Report how many lines contain the word "content"; answer with the number only.
— begin MATERIAL FOR THIS EXERCISE —
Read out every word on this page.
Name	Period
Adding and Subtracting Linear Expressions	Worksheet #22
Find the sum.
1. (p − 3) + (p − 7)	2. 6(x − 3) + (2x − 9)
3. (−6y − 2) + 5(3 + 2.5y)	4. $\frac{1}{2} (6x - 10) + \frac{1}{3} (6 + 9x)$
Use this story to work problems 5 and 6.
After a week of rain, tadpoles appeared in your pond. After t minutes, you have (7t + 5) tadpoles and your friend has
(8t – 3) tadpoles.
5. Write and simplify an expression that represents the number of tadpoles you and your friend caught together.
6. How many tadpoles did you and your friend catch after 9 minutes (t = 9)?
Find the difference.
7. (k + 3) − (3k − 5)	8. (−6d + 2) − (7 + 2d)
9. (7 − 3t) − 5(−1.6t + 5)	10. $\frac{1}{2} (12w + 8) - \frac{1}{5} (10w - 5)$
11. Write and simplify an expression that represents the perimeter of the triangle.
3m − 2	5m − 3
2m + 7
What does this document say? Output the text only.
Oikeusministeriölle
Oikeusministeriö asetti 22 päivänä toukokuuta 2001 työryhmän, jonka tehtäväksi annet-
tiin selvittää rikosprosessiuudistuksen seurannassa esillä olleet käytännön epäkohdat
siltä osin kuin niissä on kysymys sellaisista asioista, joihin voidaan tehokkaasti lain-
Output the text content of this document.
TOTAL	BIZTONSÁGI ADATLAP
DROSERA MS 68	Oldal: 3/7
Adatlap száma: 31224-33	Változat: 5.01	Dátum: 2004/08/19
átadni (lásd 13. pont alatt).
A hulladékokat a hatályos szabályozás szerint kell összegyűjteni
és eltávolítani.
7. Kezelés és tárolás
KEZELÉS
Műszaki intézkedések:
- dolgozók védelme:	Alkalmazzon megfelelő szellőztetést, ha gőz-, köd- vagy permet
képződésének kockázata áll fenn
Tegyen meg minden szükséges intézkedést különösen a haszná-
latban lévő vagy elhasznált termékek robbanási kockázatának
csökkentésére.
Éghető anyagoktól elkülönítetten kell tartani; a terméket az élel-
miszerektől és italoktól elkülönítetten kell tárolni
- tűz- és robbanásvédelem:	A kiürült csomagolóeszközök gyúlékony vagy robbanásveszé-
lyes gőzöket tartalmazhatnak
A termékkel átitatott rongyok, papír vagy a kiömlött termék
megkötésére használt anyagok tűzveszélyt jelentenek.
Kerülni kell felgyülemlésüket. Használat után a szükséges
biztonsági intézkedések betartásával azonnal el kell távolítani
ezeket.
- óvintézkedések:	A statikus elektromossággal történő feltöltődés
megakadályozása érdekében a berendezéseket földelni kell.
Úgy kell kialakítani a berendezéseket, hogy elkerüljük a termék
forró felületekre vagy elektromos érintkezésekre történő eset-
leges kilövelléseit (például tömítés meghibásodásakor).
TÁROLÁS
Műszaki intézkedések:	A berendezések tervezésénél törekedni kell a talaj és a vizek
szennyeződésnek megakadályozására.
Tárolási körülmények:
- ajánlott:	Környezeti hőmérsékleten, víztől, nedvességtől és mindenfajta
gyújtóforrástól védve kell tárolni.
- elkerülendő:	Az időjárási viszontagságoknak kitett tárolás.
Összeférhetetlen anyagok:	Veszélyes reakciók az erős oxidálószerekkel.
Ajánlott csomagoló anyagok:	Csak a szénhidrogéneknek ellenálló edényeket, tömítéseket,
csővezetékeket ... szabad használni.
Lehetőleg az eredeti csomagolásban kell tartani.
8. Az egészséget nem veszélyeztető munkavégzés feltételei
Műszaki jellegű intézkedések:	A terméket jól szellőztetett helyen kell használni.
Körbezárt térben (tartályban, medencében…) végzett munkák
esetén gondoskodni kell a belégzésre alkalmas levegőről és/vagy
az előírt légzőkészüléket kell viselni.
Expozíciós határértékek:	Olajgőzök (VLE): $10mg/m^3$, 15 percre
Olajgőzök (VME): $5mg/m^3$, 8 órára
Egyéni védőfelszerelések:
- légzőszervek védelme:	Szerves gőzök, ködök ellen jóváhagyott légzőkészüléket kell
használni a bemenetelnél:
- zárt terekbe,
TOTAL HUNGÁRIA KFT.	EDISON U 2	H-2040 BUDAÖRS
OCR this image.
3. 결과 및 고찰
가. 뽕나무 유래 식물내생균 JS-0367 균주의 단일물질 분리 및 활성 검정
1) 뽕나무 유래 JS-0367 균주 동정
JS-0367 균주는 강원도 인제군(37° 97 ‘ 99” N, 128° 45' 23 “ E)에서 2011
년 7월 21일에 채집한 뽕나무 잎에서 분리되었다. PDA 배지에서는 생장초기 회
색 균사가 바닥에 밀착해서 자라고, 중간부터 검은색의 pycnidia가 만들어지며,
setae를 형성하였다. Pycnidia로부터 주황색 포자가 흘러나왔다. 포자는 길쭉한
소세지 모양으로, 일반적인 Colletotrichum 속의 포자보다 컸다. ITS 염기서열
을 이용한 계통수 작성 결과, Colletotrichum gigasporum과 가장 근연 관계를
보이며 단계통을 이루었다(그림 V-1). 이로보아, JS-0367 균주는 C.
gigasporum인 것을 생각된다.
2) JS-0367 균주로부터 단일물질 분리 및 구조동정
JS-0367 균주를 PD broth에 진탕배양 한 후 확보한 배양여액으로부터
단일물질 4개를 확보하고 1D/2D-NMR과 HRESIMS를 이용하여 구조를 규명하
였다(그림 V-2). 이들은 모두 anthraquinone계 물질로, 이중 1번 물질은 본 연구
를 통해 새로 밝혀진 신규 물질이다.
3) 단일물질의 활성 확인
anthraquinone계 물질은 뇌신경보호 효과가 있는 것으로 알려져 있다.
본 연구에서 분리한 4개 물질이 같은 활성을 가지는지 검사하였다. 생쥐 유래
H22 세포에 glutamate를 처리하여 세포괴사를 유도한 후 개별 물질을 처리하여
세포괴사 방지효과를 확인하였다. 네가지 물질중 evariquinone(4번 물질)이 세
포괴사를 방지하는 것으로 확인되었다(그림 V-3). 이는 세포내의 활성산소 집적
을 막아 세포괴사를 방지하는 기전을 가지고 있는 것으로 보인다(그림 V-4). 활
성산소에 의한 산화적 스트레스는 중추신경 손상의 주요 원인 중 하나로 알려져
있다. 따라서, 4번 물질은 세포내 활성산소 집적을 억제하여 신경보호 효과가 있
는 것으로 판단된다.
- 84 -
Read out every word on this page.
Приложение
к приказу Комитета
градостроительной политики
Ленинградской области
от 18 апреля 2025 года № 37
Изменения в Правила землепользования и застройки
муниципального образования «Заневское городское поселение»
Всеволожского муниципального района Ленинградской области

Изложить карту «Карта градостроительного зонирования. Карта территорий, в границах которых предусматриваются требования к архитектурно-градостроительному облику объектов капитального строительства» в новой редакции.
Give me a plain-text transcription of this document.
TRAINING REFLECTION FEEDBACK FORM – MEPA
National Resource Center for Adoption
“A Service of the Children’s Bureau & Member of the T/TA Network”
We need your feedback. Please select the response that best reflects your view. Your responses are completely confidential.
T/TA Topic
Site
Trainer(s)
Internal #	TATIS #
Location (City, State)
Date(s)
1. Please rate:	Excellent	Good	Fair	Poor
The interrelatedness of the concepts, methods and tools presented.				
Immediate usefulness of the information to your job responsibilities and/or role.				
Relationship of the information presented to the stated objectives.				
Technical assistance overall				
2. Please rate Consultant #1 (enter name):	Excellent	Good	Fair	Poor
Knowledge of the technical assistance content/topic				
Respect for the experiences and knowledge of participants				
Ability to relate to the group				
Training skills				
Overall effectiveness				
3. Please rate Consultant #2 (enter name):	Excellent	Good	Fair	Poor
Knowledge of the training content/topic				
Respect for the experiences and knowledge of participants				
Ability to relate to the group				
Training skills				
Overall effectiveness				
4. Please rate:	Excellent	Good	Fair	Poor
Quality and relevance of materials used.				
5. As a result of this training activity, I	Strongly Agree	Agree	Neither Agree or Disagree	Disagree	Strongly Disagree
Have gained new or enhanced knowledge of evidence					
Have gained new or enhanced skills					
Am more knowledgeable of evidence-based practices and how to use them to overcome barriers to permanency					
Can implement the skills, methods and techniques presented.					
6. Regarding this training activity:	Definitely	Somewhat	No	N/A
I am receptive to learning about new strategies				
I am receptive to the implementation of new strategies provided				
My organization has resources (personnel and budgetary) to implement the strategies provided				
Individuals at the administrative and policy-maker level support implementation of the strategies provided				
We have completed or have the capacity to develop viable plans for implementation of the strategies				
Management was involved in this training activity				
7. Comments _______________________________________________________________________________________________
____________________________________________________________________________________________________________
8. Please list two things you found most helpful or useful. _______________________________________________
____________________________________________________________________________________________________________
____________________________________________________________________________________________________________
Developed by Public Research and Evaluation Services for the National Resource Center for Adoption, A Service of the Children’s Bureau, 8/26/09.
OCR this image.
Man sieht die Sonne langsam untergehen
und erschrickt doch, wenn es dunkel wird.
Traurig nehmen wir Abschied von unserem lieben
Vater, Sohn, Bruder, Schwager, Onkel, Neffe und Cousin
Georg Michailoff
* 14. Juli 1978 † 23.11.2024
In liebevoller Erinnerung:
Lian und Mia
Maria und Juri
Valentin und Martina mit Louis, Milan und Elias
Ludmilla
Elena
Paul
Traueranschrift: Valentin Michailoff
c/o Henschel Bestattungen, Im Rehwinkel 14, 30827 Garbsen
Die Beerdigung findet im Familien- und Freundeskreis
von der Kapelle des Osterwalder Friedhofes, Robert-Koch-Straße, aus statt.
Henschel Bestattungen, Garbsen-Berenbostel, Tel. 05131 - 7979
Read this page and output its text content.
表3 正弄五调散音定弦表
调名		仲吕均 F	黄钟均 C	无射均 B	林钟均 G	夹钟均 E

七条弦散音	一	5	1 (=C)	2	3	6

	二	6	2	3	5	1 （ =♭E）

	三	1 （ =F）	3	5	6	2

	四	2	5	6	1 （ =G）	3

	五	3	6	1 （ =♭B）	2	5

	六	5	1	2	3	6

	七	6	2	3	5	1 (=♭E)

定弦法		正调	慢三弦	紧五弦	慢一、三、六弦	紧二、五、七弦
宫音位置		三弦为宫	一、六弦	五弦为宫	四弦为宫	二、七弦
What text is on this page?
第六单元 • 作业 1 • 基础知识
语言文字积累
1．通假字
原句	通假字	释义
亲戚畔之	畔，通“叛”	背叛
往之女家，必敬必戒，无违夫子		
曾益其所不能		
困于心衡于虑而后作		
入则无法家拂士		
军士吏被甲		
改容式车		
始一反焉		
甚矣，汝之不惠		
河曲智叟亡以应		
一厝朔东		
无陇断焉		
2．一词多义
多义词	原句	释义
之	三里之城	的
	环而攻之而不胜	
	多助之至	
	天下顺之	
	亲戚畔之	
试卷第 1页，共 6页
— end MATERIAL FOR THIS EXERCISE —
■ THE RESPONSE ■
4